■ **WHAT NEEDS TO BE DONE**
Output all the material that follows, exactly as given.

■ **INPUT DATA**
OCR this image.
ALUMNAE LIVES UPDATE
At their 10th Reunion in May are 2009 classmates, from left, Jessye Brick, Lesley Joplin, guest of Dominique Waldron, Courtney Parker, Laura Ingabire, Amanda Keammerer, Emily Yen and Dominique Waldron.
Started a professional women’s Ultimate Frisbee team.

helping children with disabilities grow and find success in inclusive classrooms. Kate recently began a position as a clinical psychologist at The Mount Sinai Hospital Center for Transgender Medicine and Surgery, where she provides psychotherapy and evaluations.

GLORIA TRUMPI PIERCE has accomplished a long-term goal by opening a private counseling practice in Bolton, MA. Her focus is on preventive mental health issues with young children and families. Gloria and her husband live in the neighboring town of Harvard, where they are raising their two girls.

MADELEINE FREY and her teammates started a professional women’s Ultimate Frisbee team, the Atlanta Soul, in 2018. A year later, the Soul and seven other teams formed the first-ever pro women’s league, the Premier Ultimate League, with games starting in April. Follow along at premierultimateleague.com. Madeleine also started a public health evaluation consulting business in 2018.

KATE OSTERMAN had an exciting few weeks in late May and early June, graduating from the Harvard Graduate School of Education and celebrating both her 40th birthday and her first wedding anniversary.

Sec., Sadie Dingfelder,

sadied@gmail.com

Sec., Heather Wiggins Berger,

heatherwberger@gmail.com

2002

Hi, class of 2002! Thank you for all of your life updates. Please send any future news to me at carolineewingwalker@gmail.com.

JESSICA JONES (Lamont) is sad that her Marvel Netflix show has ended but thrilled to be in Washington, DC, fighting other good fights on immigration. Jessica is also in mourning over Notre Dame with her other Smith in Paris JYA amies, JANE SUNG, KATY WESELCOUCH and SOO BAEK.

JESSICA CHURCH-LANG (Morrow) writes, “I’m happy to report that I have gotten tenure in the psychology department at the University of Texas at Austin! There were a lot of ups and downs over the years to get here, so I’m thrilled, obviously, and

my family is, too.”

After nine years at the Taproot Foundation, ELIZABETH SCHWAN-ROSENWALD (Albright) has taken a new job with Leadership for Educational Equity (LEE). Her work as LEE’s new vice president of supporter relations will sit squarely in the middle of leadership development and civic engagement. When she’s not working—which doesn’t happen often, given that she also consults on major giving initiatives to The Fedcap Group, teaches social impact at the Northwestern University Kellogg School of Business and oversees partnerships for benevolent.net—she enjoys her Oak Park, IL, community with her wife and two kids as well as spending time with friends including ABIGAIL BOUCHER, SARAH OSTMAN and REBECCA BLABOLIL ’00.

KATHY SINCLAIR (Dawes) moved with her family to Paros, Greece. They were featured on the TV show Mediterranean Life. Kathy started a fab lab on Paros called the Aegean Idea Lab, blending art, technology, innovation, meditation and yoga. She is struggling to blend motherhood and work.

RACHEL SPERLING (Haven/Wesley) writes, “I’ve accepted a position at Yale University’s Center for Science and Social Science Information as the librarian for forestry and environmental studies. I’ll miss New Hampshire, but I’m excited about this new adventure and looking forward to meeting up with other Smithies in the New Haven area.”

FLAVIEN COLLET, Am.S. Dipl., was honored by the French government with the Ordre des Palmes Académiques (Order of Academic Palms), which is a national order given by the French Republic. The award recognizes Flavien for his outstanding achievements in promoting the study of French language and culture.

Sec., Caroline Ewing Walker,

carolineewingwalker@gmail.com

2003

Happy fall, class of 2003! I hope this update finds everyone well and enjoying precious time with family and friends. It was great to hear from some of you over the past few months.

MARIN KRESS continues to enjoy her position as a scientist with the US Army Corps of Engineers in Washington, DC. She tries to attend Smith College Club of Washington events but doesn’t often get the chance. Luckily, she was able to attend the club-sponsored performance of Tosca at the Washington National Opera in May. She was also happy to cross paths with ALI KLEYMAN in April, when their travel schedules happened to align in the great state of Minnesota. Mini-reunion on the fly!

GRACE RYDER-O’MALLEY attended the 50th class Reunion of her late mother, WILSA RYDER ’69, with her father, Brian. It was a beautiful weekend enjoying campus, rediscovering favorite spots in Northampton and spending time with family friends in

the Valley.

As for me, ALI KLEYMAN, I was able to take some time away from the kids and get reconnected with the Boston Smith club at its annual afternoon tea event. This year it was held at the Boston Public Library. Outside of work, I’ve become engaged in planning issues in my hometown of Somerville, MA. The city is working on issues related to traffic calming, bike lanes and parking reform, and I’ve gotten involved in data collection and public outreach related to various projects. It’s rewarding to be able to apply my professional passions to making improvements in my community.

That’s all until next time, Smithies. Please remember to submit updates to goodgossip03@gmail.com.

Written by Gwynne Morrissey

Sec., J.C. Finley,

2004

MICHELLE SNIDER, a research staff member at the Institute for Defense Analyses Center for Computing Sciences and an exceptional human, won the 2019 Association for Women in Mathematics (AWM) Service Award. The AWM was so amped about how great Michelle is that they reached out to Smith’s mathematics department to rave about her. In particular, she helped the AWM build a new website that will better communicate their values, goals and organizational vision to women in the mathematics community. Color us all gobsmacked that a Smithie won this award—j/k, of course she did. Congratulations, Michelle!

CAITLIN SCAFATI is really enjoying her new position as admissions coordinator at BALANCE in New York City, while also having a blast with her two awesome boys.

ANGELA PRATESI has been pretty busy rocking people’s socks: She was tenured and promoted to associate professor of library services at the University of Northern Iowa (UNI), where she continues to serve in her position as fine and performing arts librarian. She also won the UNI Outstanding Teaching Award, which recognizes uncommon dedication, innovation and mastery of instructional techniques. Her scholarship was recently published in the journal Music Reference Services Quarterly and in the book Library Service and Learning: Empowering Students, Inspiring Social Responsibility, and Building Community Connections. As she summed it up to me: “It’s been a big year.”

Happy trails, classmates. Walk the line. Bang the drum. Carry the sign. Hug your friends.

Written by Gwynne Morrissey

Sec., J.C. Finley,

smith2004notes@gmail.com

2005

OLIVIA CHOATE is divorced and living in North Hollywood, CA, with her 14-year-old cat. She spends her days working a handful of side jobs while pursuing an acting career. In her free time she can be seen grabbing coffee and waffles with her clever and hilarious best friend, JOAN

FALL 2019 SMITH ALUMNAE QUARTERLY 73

■ **THE RESULT**
OCR this image.
ALUMNAE LIVES UPDATE
At their 10th Reunion in May are 2009 classmates, from left, Jessye Brick, Lesley Joplin, guest of Dominique Waldron, Courtney Parker, Laura Ingabire, Amanda Keammerer, Emily Yen and Dominique Waldron.
Started a professional women’s Ultimate Frisbee team.

helping children with disabilities grow and find success in inclusive classrooms. Kate recently began a position as a clinical psychologist at The Mount Sinai Hospital Center for Transgender Medicine and Surgery, where she provides psychotherapy and evaluations.

GLORIA TRUMPI PIERCE has accomplished a long-term goal by opening a private counseling practice in Bolton, MA. Her focus is on preventive mental health issues with young children and families. Gloria and her husband live in the neighboring town of Harvard, where they are raising their two girls.

MADELEINE FREY and her teammates started a professional women’s Ultimate Frisbee team, the Atlanta Soul, in 2018. A year later, the Soul and seven other teams formed the first-ever pro women’s league, the Premier Ultimate League, with games starting in April. Follow along at premierultimateleague.com. Madeleine also started a public health evaluation consulting business in 2018.

KATE OSTERMAN had an exciting few weeks in late May and early June, graduating from the Harvard Graduate School of Education and celebrating both her 40th birthday and her first wedding anniversary.

Sec., Sadie Dingfelder,

sadied@gmail.com

Sec., Heather Wiggins Berger,

heatherwberger@gmail.com

2002

Hi, class of 2002! Thank you for all of your life updates. Please send any future news to me at carolineewingwalker@gmail.com.

JESSICA JONES (Lamont) is sad that her Marvel Netflix show has ended but thrilled to be in Washington, DC, fighting other good fights on immigration. Jessica is also in mourning over Notre Dame with her other Smith in Paris JYA amies, JANE SUNG, KATY WESELCOUCH and SOO BAEK.

JESSICA CHURCH-LANG (Morrow) writes, “I’m happy to report that I have gotten tenure in the psychology department at the University of Texas at Austin! There were a lot of ups and downs over the years to get here, so I’m thrilled, obviously, and

my family is, too.”

After nine years at the Taproot Foundation, ELIZABETH SCHWAN-ROSENWALD (Albright) has taken a new job with Leadership for Educational Equity (LEE). Her work as LEE’s new vice president of supporter relations will sit squarely in the middle of leadership development and civic engagement. When she’s not working—which doesn’t happen often, given that she also consults on major giving initiatives to The Fedcap Group, teaches social impact at the Northwestern University Kellogg School of Business and oversees partnerships for benevolent.net—she enjoys her Oak Park, IL, community with her wife and two kids as well as spending time with friends including ABIGAIL BOUCHER, SARAH OSTMAN and REBECCA BLABOLIL ’00.

KATHY SINCLAIR (Dawes) moved with her family to Paros, Greece. They were featured on the TV show Mediterranean Life. Kathy started a fab lab on Paros called the Aegean Idea Lab, blending art, technology, innovation, meditation and yoga. She is struggling to blend motherhood and work.

RACHEL SPERLING (Haven/Wesley) writes, “I’ve accepted a position at Yale University’s Center for Science and Social Science Information as the librarian for forestry and environmental studies. I’ll miss New Hampshire, but I’m excited about this new adventure and looking forward to meeting up with other Smithies in the New Haven area.”

FLAVIEN COLLET, Am.S. Dipl., was honored by the French government with the Ordre des Palmes Académiques (Order of Academic Palms), which is a national order given by the French Republic. The award recognizes Flavien for his outstanding achievements in promoting the study of French language and culture.

Sec., Caroline Ewing Walker,

carolineewingwalker@gmail.com

2003

Happy fall, class of 2003! I hope this update finds everyone well and enjoying precious time with family and friends. It was great to hear from some of you over the past few months.

MARIN KRESS continues to enjoy her position as a scientist with the US Army Corps of Engineers in Washington, DC. She tries to attend Smith College Club of Washington events but doesn’t often get the chance. Luckily, she was able to attend the club-sponsored performance of Tosca at the Washington National Opera in May. She was also happy to cross paths with ALI KLEYMAN in April, when their travel schedules happened to align in the great state of Minnesota. Mini-reunion on the fly!

GRACE RYDER-O’MALLEY attended the 50th class Reunion of her late mother, WILSA RYDER ’69, with her father, Brian. It was a beautiful weekend enjoying campus, rediscovering favorite spots in Northampton and spending time with family friends in

the Valley.

As for me, ALI KLEYMAN, I was able to take some time away from the kids and get reconnected with the Boston Smith club at its annual afternoon tea event. This year it was held at the Boston Public Library. Outside of work, I’ve become engaged in planning issues in my hometown of Somerville, MA. The city is working on issues related to traffic calming, bike lanes and parking reform, and I’ve gotten involved in data collection and public outreach related to various projects. It’s rewarding to be able to apply my professional passions to making improvements in my community.

That’s all until next time, Smithies. Please remember to submit updates to goodgossip03@gmail.com.

Written by Gwynne Morrissey

Sec., J.C. Finley,

2004

MICHELLE SNIDER, a research staff member at the Institute for Defense Analyses Center for Computing Sciences and an exceptional human, won the 2019 Association for Women in Mathematics (AWM) Service Award. The AWM was so amped about how great Michelle is that they reached out to Smith’s mathematics department to rave about her. In particular, she helped the AWM build a new website that will better communicate their values, goals and organizational vision to women in the mathematics community. Color us all gobsmacked that a Smithie won this award—j/k, of course she did. Congratulations, Michelle!

CAITLIN SCAFATI is really enjoying her new position as admissions coordinator at BALANCE in New York City, while also having a blast with her two awesome boys.

ANGELA PRATESI has been pretty busy rocking people’s socks: She was tenured and promoted to associate professor of library services at the University of Northern Iowa (UNI), where she continues to serve in her position as fine and performing arts librarian. She also won the UNI Outstanding Teaching Award, which recognizes uncommon dedication, innovation and mastery of instructional techniques. Her scholarship was recently published in the journal Music Reference Services Quarterly and in the book Library Service and Learning: Empowering Students, Inspiring Social Responsibility, and Building Community Connections. As she summed it up to me: “It’s been a big year.”

Happy trails, classmates. Walk the line. Bang the drum. Carry the sign. Hug your friends.

Written by Gwynne Morrissey

Sec., J.C. Finley,

smith2004notes@gmail.com

2005

OLIVIA CHOATE is divorced and living in North Hollywood, CA, with her 14-year-old cat. She spends her days working a handful of side jobs while pursuing an acting career. In her free time she can be seen grabbing coffee and waffles with her clever and hilarious best friend, JOAN

FALL 2019 SMITH ALUMNAE QUARTERLY 73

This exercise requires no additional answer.